▸ Requirements:
1 > According to the article on Camelback's Ambiente Course, how many acres of maintained turf did Straka's redesign leave?
2 > Translate this sentence from the article on Camelback's Ambiente Course into Spanish: "Thomas applied, was hired and arrived — back in the desert — in October 2013."
3 > Reproduce, word for word, the stretch of the article on Camelback's Ambiente Course from "Straka envisioned massive" through "past seven years.".

▸ Extract:
Aaron Thomas was pretty sure he’d made a mistake. After a dozen years in the desert, he’d gone off to Orlando in search of … well? Come the summer of 2013, he wasn’t so sure. After just six months in Florida, he learned the director of golf grounds position had opened up at Camelback Golf Club, a JW Marriott property: 36 holes (18 of them newly renovated and poised to reopen) on 375 acres, much of it reverting to native.
The son of golf course superintendent, Thomas had long ago inherited an appreciation for experimentation. Camelback’s newly refurbished Ambiente Course was a lure, but so was the resort’s determination to reduce turf and water use. Marriott’s companywide commitment to Audubon International and other innovative environmental programs were too much to pass up. Thomas applied, was hired and arrived — back in the desert — in October 2013.
“I just love trying different things,” he says. “We have Audubon recertification coming up soon, but I see that as a kind of opportunity to experiment. For example, the Hydretain we use. If I were to speak to that, to the folks at Audubon, I’d say we are trying alternative methods to use less water (a moisture manager, in this case). It’s all good stuff in the eyes of Audubon — and Marriott, and the members here. We have tried three or four different Hydretain projects. We learn from each of them and Audubon wants to know that stuff. It shows we’re trying to limit exposure.”
Thomas arrived back here in Paradise Valley just in time to christen the Ambiente Course, which proved a sort of launching pad for all manner constructive, on-course experimentation. Led by architect Jason Straka, a partner with Ohio-based Fry/Straka Global Golf Course Design (then working under the former Hurdzan/Fry Environmental Golf Course Design banner), the renovation completely transformed what had been a flat, 40-year old course that occupied something called the Indian Bend Wash. Unfortunately, the wash didn’t drain away even normal irrigation, much less rain events.
Straka essentially lowered half the entire course footprint up to 10 feet in elevation, then used the fill to raise up the new golf holes. The effect was dramatic. Drainage capabilities, of the golf course and the wash, were restored. What’s more, the out-and-back routing had once occupied 210 acres of maintained turf; Straka’s redesign brought that number down to 90 acres — freeing Thomas to massively reduce resources, then develop and implement maintenance schedules and protocols for 110 acres of “native” area. It also allowed him to experiment with all manner of low-water-use plants, native grasses, flowers and forbes.
“When we first opened the Ambiente, it was all hydroseeded with 30 different native wildflower, grasses and desert plant species,” says Thomas, noting that this produced, among other species, 3-foot stands of Blue Grama, 8-foot acacias and seas of baby snapdragons in out-of-play areas. “It was real pretty but over the years the course has found its own little microclimates, meaning 5 to 15 percent flower coverage is what we’ve got now. It’s not a showy thing. For us, it’s sustainable and more realistic.
“Here in the bottom of Indian Bend Wash, during our rainy season, a lot of water comes through here. All that water comes in and deposits all sorts of unwanted seeds. A lot of people see ‘native’ and think reduced labor. We don’t mow it, but we have to hand pick weeds and cut trees — though we try not to formally prune or trim the trees, which saves time and labor.”
Straka envisioned massive water-use savings at the Ambiente. Indeed, Thomas confirms the new design saves between 45 million and 55 million gallons of water annually, compared to pre-2013 levels. That is the platform from which Thomas has worked these past seven years.

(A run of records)
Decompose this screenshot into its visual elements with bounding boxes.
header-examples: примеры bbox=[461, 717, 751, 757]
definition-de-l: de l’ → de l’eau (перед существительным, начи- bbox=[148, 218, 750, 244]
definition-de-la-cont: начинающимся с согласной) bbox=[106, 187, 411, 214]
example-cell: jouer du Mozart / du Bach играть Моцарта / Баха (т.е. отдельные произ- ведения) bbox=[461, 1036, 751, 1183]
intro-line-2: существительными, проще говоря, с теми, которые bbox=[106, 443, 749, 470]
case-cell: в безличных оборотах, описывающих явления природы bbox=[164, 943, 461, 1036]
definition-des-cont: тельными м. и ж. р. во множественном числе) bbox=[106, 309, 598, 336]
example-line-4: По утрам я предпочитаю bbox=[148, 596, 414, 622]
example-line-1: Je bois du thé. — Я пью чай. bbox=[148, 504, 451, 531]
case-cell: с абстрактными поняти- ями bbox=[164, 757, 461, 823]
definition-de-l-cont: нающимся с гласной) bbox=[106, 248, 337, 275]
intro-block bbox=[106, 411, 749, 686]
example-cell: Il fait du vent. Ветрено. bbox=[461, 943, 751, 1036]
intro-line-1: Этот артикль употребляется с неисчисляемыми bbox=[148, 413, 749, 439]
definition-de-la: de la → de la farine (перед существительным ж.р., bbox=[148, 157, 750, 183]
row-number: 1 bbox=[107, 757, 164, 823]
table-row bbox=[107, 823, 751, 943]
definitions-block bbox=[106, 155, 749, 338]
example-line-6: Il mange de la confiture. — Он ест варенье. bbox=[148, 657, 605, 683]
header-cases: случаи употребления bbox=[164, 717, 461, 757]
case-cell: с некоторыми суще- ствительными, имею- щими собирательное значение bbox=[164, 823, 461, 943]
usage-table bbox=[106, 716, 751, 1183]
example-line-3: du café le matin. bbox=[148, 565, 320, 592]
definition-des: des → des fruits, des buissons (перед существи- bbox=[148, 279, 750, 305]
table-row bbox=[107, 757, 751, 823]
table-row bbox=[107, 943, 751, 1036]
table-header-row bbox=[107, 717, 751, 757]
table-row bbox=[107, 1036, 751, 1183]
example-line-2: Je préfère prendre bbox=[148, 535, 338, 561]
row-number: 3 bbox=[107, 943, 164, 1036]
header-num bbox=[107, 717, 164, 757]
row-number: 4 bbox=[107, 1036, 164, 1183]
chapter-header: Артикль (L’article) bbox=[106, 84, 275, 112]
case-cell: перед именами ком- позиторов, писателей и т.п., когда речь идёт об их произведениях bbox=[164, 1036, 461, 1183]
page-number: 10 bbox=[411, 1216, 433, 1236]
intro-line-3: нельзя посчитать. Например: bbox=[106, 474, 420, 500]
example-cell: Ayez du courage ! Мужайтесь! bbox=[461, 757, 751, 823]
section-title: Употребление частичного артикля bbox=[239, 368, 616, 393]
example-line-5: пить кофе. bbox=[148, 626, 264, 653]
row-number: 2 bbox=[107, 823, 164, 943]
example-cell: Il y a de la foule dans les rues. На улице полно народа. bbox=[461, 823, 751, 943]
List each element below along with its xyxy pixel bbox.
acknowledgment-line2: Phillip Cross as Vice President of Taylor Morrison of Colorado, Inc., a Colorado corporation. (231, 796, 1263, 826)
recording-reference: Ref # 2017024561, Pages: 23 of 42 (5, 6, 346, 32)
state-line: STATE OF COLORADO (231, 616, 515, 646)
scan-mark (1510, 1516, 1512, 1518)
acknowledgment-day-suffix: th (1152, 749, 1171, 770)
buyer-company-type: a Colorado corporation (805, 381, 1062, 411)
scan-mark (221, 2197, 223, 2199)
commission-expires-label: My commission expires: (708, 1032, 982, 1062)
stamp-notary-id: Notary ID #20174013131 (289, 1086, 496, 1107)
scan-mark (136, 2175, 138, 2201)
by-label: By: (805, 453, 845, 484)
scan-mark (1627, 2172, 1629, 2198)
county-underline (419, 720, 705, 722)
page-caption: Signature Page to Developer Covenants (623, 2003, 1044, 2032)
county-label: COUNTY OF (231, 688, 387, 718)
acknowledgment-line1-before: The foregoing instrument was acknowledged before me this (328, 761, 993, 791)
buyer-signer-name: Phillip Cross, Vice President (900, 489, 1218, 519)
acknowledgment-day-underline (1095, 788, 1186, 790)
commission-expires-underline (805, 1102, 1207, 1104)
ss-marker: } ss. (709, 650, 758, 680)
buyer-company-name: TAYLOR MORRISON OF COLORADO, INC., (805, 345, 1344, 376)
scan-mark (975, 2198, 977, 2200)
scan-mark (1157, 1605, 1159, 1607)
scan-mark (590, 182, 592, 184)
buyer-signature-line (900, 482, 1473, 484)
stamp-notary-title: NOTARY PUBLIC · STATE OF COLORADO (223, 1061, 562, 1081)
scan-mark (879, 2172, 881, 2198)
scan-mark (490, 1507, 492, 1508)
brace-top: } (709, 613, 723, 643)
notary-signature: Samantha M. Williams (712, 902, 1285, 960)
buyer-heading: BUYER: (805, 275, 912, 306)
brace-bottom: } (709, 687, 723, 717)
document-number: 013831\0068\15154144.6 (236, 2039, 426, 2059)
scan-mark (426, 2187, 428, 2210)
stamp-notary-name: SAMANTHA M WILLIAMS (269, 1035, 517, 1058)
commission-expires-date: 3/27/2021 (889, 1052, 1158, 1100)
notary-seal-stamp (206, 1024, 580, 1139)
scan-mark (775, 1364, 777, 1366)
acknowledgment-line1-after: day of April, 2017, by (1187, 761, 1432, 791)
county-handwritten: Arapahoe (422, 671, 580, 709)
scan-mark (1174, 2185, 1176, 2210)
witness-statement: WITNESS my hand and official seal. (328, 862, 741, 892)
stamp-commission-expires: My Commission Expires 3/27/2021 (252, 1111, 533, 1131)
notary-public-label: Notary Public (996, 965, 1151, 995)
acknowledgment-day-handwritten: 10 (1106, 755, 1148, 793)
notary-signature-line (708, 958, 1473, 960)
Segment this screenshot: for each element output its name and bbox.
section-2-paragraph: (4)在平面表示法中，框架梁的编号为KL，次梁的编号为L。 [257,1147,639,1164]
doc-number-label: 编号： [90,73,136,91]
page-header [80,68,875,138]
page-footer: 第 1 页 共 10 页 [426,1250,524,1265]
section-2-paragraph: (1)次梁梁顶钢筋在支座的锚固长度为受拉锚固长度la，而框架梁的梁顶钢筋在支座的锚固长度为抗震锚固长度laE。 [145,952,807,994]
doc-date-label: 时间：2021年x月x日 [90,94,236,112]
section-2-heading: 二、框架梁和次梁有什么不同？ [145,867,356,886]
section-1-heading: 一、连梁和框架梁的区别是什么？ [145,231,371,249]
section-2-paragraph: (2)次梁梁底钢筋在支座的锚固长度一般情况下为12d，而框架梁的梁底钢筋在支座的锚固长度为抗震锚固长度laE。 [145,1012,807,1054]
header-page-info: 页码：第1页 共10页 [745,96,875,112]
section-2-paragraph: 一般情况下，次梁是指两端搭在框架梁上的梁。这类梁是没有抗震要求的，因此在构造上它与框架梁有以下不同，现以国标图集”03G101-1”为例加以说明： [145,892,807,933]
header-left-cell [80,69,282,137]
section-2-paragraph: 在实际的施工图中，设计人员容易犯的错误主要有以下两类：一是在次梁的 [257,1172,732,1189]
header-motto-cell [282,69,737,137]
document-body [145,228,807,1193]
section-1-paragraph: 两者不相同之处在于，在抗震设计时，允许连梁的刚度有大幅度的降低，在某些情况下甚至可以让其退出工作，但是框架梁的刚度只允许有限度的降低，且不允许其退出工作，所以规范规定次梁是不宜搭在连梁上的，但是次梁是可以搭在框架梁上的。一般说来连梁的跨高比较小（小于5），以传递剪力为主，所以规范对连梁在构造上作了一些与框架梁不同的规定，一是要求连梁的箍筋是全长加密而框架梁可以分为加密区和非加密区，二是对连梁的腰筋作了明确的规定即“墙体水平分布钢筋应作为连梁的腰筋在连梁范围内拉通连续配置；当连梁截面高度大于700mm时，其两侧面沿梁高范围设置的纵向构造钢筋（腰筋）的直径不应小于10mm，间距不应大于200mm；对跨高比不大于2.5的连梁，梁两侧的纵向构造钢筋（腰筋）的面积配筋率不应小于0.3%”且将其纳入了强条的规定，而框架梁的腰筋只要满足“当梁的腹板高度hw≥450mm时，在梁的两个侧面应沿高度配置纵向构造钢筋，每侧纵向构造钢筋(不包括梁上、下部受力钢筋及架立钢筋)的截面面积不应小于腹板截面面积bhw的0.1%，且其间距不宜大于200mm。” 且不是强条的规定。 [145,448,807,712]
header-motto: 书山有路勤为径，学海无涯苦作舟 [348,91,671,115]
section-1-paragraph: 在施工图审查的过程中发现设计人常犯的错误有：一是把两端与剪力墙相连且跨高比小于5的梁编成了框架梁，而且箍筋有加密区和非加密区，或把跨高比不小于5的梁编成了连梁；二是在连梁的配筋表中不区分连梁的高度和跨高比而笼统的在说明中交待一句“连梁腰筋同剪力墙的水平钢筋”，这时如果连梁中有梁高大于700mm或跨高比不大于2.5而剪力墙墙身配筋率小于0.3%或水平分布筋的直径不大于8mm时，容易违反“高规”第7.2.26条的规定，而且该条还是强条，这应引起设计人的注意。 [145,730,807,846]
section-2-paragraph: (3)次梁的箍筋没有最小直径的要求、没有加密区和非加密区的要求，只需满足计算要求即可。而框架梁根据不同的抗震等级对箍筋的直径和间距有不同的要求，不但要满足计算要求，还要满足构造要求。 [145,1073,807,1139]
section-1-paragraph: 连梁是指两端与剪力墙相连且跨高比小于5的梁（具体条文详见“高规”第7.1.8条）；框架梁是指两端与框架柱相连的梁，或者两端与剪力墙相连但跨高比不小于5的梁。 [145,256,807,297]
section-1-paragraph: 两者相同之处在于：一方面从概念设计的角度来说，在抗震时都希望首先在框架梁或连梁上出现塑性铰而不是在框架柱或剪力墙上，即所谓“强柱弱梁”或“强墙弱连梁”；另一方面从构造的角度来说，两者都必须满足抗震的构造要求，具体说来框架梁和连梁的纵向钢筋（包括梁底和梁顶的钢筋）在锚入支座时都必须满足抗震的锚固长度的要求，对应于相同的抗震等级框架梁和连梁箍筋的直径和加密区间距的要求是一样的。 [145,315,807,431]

▸ Full answers:
1 > 90 acres

2 > Thomas presentó su solicitud, fue contratado y llegó —de vuelta en el desierto— en octubre de 2013.

3 >
Straka envisioned massive water-use savings at the Ambiente. Indeed, Thomas confirms the new design saves between 45 million and 55 million gallons of water annually, compared to pre-2013 levels. That is the platform from which Thomas has worked these past seven years.